>> Start

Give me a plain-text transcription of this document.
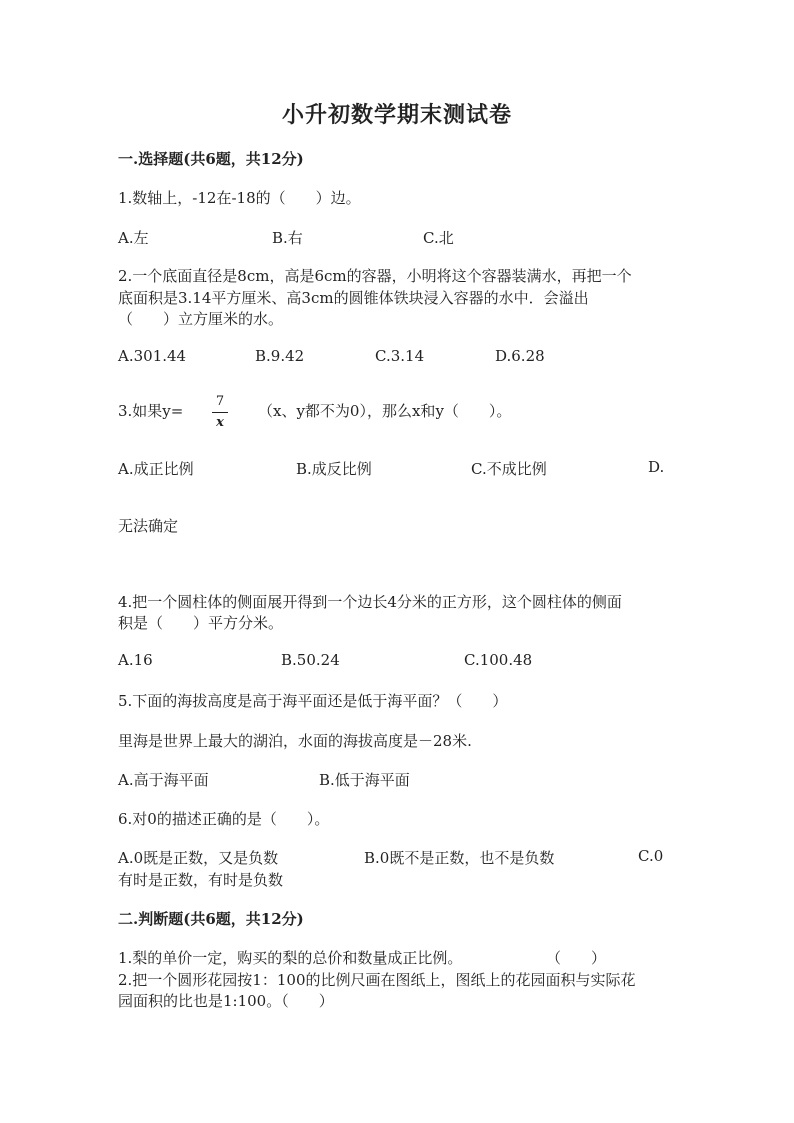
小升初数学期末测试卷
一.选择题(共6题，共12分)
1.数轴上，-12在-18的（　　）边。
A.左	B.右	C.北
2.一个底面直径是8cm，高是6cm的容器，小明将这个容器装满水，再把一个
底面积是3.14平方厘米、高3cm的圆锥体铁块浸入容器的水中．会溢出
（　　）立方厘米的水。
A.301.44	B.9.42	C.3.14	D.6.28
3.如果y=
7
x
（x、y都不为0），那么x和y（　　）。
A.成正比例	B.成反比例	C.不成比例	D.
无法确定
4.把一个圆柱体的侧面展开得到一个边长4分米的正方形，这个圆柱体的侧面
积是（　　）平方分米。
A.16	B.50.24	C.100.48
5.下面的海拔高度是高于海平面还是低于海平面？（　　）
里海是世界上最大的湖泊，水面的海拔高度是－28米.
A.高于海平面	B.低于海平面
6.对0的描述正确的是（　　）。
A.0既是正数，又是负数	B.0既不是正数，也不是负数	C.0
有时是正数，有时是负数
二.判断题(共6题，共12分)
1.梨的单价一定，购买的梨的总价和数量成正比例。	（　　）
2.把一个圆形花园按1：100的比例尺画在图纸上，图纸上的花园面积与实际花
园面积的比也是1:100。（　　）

>> End

** Task **
Every record must be copied exactly, with the pictures left out.

** Task output **
Give me a plain-text transcription of this document.
小升初数学期末测试卷
一.选择题(共6题，共12分)
1.数轴上，-12在-18的（　　）边。
A.左	B.右	C.北
2.一个底面直径是8cm，高是6cm的容器，小明将这个容器装满水，再把一个
底面积是3.14平方厘米、高3cm的圆锥体铁块浸入容器的水中．会溢出
（　　）立方厘米的水。
A.301.44	B.9.42	C.3.14	D.6.28
3.如果y=
7
x
（x、y都不为0），那么x和y（　　）。
A.成正比例	B.成反比例	C.不成比例	D.
无法确定
4.把一个圆柱体的侧面展开得到一个边长4分米的正方形，这个圆柱体的侧面
积是（　　）平方分米。
A.16	B.50.24	C.100.48
5.下面的海拔高度是高于海平面还是低于海平面？（　　）
里海是世界上最大的湖泊，水面的海拔高度是－28米.
A.高于海平面	B.低于海平面
6.对0的描述正确的是（　　）。
A.0既是正数，又是负数	B.0既不是正数，也不是负数	C.0
有时是正数，有时是负数
二.判断题(共6题，共12分)
1.梨的单价一定，购买的梨的总价和数量成正比例。	（　　）
2.把一个圆形花园按1：100的比例尺画在图纸上，图纸上的花园面积与实际花
园面积的比也是1:100。（　　）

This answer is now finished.